Task inputs ▸
• • • • •

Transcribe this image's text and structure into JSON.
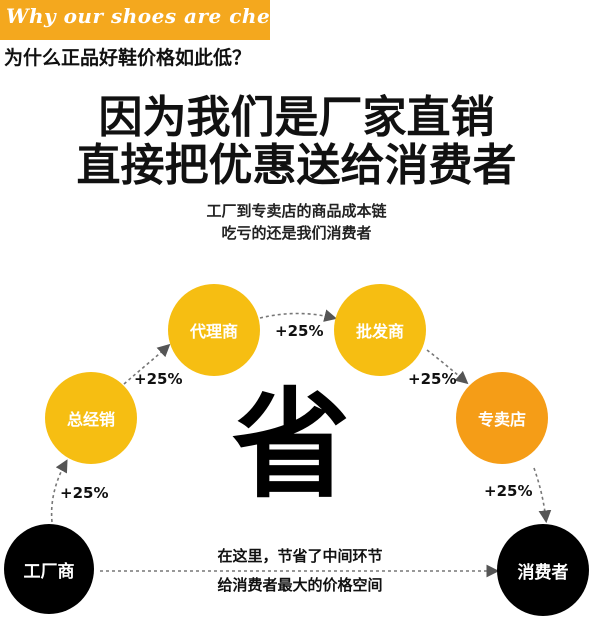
{
  "header": {
    "tagline": "Why our shoes are cheap?",
    "question": "为什么正品好鞋价格如此低？",
    "headline_line1": "因为我们是厂家直销",
    "headline_line2": "直接把优惠送给消费者",
    "subline_line1": "工厂到专卖店的商品成本链",
    "subline_line2": "吃亏的还是我们消费者"
  },
  "diagram": {
    "nodes": {
      "factory": "工厂商",
      "general_distributor": "总经销",
      "agent": "代理商",
      "wholesaler": "批发商",
      "store": "专卖店",
      "consumer": "消费者"
    },
    "markups": {
      "factory_to_general": "+25%",
      "general_to_agent": "+25%",
      "agent_to_wholesaler": "+25%",
      "wholesaler_to_store": "+25%",
      "store_to_consumer": "+25%"
    },
    "center_char": "省",
    "note_line1": "在这里，节省了中间环节",
    "note_line2": "给消费者最大的价格空间"
  },
  "colors": {
    "tagline_bg": "#f4a81e",
    "node_yellow": "#f6be12",
    "node_orange": "#f59d17",
    "node_black": "#000000"
  }
}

• • • • •

Instructions for the task ▸
Repeat each entry above word for word, leaving every picture out.

Complete response ▸
Transcribe this image's text and structure into JSON.
{
  "header": {
    "tagline": "Why our shoes are cheap?",
    "question": "为什么正品好鞋价格如此低？",
    "headline_line1": "因为我们是厂家直销",
    "headline_line2": "直接把优惠送给消费者",
    "subline_line1": "工厂到专卖店的商品成本链",
    "subline_line2": "吃亏的还是我们消费者"
  },
  "diagram": {
    "nodes": {
      "factory": "工厂商",
      "general_distributor": "总经销",
      "agent": "代理商",
      "wholesaler": "批发商",
      "store": "专卖店",
      "consumer": "消费者"
    },
    "markups": {
      "factory_to_general": "+25%",
      "general_to_agent": "+25%",
      "agent_to_wholesaler": "+25%",
      "wholesaler_to_store": "+25%",
      "store_to_consumer": "+25%"
    },
    "center_char": "省",
    "note_line1": "在这里，节省了中间环节",
    "note_line2": "给消费者最大的价格空间"
  },
  "colors": {
    "tagline_bg": "#f4a81e",
    "node_yellow": "#f6be12",
    "node_orange": "#f59d17",
    "node_black": "#000000"
  }
}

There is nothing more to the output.